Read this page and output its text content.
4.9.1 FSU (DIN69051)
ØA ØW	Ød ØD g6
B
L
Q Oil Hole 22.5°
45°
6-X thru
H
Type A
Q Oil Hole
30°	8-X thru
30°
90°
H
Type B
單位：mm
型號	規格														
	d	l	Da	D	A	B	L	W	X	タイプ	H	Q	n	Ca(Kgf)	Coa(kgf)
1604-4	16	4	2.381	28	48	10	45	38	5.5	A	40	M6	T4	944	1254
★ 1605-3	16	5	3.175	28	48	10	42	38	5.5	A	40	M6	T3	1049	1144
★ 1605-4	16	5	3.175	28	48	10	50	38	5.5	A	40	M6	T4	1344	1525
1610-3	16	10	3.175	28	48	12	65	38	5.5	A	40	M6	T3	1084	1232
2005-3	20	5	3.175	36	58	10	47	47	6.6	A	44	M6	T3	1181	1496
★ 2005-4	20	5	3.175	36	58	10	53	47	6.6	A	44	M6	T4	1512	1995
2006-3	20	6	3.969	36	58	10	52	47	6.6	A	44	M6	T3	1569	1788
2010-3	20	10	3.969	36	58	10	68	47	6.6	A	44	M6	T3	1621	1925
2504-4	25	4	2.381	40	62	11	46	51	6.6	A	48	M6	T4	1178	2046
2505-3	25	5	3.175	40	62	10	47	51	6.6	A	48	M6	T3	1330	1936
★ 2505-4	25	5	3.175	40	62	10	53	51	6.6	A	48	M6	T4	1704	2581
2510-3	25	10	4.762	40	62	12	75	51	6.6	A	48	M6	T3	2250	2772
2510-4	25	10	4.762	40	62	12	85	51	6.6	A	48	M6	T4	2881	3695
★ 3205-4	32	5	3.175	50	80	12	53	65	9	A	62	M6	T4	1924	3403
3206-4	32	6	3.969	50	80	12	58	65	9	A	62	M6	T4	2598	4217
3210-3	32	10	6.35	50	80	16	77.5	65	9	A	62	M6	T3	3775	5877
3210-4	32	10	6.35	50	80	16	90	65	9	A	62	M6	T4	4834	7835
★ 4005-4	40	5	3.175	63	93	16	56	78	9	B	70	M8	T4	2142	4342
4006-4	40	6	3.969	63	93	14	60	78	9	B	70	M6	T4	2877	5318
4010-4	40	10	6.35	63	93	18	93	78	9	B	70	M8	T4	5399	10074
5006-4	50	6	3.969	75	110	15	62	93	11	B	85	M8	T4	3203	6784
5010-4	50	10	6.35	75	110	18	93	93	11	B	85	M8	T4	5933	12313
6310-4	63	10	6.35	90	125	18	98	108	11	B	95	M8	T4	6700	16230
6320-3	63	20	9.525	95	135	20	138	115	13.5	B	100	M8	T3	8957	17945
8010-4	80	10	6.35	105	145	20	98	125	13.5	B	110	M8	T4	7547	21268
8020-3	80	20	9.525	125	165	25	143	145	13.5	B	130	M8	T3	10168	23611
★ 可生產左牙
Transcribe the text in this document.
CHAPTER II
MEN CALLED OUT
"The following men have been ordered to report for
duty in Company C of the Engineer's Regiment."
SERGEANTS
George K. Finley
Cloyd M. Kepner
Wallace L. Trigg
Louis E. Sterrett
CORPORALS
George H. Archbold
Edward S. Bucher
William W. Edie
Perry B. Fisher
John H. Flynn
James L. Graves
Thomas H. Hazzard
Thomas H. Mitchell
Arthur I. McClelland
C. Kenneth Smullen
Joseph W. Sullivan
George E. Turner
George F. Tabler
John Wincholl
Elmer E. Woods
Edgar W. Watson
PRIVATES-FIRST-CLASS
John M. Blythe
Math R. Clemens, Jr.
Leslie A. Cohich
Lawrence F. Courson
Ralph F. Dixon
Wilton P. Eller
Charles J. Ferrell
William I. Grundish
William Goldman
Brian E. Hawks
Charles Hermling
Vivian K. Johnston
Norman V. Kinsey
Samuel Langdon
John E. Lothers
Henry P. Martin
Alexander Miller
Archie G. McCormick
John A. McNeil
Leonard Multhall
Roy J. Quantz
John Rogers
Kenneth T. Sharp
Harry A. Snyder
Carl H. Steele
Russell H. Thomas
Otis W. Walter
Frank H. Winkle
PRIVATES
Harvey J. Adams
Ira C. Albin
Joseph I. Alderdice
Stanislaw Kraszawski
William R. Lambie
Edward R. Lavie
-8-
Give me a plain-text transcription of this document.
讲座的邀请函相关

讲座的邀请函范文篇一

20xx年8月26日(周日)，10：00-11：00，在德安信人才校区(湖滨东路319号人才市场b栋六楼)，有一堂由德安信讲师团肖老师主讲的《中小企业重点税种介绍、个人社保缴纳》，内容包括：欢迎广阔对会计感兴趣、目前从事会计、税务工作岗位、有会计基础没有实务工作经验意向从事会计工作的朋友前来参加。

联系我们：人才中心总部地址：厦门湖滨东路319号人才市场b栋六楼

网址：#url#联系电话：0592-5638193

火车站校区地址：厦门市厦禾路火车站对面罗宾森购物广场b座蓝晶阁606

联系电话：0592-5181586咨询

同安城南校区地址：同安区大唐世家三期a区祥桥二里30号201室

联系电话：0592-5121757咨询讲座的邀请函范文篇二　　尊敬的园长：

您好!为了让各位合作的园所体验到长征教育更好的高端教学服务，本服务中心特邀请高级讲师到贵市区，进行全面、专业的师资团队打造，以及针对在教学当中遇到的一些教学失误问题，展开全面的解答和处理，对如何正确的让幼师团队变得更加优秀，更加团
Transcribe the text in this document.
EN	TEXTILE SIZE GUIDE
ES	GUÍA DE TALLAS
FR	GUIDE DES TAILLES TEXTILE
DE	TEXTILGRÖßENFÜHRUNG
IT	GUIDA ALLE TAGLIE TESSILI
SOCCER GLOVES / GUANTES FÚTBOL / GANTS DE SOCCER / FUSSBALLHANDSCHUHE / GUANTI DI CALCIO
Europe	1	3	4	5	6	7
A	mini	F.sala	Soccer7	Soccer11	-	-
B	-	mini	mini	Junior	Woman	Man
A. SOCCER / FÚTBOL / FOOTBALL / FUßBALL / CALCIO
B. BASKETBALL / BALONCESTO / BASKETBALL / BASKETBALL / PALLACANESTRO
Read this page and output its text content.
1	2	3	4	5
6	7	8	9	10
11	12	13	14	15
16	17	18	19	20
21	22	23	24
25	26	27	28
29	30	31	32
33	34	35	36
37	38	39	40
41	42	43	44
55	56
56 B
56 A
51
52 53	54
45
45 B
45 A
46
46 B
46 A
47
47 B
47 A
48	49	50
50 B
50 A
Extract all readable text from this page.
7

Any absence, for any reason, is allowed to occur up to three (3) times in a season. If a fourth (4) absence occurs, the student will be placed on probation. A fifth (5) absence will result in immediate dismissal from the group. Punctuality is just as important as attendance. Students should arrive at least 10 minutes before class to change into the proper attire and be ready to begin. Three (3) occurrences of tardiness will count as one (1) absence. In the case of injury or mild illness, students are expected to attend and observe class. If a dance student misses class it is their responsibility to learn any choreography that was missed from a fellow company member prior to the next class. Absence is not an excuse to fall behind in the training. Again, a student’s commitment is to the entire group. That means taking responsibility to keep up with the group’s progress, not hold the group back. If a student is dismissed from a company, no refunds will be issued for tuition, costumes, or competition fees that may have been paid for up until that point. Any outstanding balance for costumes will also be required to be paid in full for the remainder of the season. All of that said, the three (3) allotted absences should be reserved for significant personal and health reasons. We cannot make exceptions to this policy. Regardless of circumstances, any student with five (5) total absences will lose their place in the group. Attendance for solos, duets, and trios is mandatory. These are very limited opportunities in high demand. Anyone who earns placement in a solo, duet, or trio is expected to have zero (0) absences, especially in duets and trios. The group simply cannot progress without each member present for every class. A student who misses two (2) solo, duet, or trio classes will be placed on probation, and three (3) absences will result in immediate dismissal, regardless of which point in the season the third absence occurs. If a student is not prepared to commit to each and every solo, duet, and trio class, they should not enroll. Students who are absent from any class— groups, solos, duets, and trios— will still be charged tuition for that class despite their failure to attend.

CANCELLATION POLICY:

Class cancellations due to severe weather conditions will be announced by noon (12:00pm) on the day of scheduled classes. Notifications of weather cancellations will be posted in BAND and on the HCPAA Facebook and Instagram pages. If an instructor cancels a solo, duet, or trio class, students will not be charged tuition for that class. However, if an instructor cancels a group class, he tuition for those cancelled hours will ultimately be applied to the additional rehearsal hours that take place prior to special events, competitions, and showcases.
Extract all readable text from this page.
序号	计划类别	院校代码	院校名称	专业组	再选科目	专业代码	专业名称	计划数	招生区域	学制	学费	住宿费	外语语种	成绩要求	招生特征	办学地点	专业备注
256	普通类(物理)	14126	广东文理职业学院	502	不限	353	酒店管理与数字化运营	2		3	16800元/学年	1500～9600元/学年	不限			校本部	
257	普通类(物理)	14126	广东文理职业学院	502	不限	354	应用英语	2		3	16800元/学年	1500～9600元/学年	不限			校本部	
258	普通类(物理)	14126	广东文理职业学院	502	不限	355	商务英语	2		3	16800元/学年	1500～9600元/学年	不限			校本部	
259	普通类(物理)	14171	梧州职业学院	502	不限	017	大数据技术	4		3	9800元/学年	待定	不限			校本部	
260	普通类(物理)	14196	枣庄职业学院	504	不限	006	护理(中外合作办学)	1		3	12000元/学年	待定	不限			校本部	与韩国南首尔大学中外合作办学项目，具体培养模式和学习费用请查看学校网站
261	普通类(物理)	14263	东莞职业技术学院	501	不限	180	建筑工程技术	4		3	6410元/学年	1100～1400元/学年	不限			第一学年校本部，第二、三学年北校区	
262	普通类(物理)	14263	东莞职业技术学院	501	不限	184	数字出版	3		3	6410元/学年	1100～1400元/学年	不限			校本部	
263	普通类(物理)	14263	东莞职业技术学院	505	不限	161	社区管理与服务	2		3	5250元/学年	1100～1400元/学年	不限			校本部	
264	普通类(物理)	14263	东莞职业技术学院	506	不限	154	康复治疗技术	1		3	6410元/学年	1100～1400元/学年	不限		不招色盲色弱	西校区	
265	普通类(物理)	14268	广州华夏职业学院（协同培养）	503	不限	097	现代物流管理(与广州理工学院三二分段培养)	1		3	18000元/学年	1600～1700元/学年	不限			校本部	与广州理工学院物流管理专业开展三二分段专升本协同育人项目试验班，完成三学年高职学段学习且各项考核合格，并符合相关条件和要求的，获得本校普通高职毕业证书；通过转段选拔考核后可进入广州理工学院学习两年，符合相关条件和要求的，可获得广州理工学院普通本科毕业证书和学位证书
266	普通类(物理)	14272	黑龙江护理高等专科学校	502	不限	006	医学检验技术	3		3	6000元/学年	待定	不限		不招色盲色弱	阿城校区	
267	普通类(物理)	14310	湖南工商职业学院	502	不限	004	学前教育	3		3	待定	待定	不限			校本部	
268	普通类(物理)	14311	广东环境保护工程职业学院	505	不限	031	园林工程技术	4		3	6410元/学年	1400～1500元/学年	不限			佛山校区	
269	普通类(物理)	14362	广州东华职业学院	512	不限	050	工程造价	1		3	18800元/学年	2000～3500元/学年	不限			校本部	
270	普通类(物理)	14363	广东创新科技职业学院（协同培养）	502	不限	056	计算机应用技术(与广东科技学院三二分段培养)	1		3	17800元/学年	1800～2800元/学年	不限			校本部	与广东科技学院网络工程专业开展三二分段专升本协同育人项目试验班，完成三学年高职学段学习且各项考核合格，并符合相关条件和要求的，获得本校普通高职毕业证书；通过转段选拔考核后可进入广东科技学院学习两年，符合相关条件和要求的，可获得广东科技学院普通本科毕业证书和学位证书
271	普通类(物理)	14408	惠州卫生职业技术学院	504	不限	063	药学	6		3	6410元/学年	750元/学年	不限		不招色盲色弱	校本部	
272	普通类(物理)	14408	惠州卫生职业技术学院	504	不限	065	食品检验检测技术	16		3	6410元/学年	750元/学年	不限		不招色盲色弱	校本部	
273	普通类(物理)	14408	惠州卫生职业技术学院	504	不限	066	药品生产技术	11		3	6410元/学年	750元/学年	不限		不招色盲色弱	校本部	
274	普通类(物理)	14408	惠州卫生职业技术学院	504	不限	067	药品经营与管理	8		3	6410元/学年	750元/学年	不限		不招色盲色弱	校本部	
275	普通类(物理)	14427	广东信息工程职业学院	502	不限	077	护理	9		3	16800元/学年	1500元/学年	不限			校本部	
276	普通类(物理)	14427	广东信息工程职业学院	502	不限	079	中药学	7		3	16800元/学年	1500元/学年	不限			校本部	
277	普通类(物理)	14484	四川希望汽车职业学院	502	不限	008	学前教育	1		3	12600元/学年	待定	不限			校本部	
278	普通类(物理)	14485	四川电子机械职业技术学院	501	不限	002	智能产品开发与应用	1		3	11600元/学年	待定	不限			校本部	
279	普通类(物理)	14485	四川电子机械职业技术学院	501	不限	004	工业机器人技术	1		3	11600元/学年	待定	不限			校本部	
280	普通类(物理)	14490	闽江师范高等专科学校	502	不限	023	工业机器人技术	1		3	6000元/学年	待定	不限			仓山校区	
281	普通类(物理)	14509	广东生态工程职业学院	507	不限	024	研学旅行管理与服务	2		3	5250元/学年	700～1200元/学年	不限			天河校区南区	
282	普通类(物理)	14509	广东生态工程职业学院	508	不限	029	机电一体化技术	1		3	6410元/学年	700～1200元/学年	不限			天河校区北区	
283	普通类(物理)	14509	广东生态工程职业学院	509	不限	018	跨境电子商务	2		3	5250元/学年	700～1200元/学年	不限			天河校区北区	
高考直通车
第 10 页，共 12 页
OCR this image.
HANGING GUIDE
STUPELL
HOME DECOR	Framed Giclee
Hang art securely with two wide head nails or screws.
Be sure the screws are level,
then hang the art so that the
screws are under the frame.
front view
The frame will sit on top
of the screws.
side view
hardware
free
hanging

= = = = =

• What the task requires: Starting from the line with "OCR this image." and ending with the final line of the data, quote every line exactly, both ends included.

• Solution to this exercise:
OCR this image.
HANGING GUIDE
STUPELL
HOME DECOR	Framed Giclee
Hang art securely with two wide head nails or screws.
Be sure the screws are level,
then hang the art so that the
screws are under the frame.
front view
The frame will sit on top
of the screws.
side view
hardware
free
hanging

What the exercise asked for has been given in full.